▸ **AIM OF THE TASK**:
Give every entry again, unchanged, and leave its images out.

— START RECORDS SUPPLIED —

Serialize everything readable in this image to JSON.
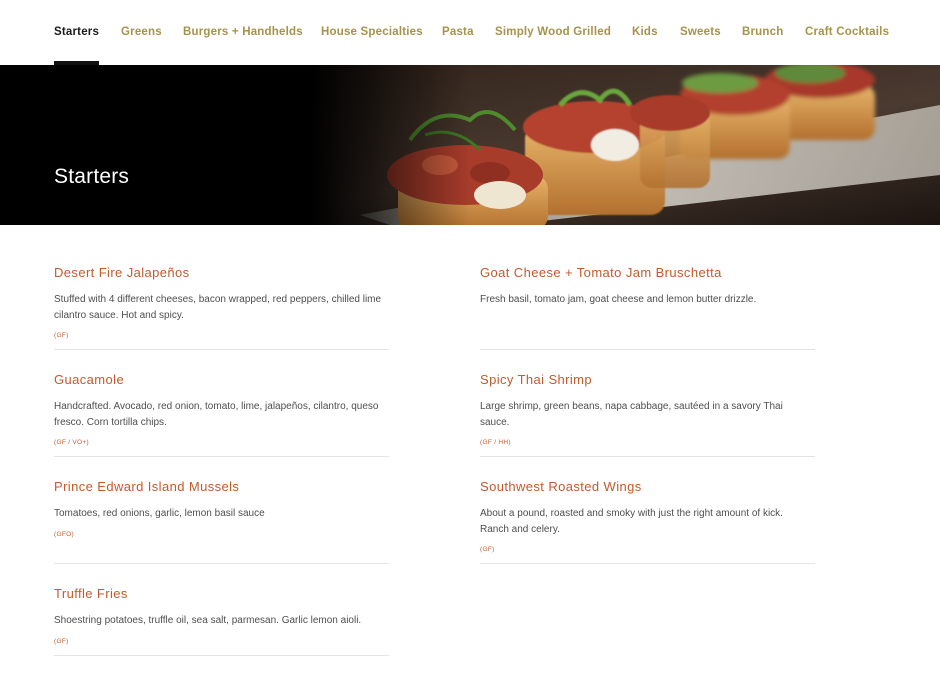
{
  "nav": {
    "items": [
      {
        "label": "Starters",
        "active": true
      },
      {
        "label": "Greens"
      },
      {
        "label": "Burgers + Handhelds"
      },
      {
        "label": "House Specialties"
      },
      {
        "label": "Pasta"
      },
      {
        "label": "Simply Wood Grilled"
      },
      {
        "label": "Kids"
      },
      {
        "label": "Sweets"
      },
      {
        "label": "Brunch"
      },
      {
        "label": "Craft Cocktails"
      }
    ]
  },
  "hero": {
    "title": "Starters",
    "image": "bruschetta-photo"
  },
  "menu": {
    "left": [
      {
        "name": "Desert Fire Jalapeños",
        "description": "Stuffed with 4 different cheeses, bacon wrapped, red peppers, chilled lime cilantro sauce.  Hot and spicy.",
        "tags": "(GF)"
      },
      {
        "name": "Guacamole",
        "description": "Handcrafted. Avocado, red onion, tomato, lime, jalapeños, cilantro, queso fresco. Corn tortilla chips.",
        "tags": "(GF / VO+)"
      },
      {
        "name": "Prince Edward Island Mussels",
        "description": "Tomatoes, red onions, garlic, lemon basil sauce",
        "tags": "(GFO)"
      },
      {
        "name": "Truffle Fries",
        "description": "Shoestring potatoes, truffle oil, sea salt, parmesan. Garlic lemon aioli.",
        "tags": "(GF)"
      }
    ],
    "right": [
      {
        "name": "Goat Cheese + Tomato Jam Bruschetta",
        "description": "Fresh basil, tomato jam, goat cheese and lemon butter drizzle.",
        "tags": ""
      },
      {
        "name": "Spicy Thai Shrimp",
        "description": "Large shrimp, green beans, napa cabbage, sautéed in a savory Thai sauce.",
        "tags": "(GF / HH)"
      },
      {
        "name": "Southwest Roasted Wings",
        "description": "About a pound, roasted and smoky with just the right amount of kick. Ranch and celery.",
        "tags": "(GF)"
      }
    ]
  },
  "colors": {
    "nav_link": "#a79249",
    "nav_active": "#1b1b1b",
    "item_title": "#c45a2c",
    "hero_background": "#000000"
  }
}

— END RECORDS SUPPLIED —

▸ **REPLY**:
Serialize everything readable in this image to JSON.
{
  "nav": {
    "items": [
      {
        "label": "Starters",
        "active": true
      },
      {
        "label": "Greens"
      },
      {
        "label": "Burgers + Handhelds"
      },
      {
        "label": "House Specialties"
      },
      {
        "label": "Pasta"
      },
      {
        "label": "Simply Wood Grilled"
      },
      {
        "label": "Kids"
      },
      {
        "label": "Sweets"
      },
      {
        "label": "Brunch"
      },
      {
        "label": "Craft Cocktails"
      }
    ]
  },
  "hero": {
    "title": "Starters",
    "image": "bruschetta-photo"
  },
  "menu": {
    "left": [
      {
        "name": "Desert Fire Jalapeños",
        "description": "Stuffed with 4 different cheeses, bacon wrapped, red peppers, chilled lime cilantro sauce.  Hot and spicy.",
        "tags": "(GF)"
      },
      {
        "name": "Guacamole",
        "description": "Handcrafted. Avocado, red onion, tomato, lime, jalapeños, cilantro, queso fresco. Corn tortilla chips.",
        "tags": "(GF / VO+)"
      },
      {
        "name": "Prince Edward Island Mussels",
        "description": "Tomatoes, red onions, garlic, lemon basil sauce",
        "tags": "(GFO)"
      },
      {
        "name": "Truffle Fries",
        "description": "Shoestring potatoes, truffle oil, sea salt, parmesan. Garlic lemon aioli.",
        "tags": "(GF)"
      }
    ],
    "right": [
      {
        "name": "Goat Cheese + Tomato Jam Bruschetta",
        "description": "Fresh basil, tomato jam, goat cheese and lemon butter drizzle.",
        "tags": ""
      },
      {
        "name": "Spicy Thai Shrimp",
        "description": "Large shrimp, green beans, napa cabbage, sautéed in a savory Thai sauce.",
        "tags": "(GF / HH)"
      },
      {
        "name": "Southwest Roasted Wings",
        "description": "About a pound, roasted and smoky with just the right amount of kick. Ranch and celery.",
        "tags": "(GF)"
      }
    ]
  },
  "colors": {
    "nav_link": "#a79249",
    "nav_active": "#1b1b1b",
    "item_title": "#c45a2c",
    "hero_background": "#000000"
  }
}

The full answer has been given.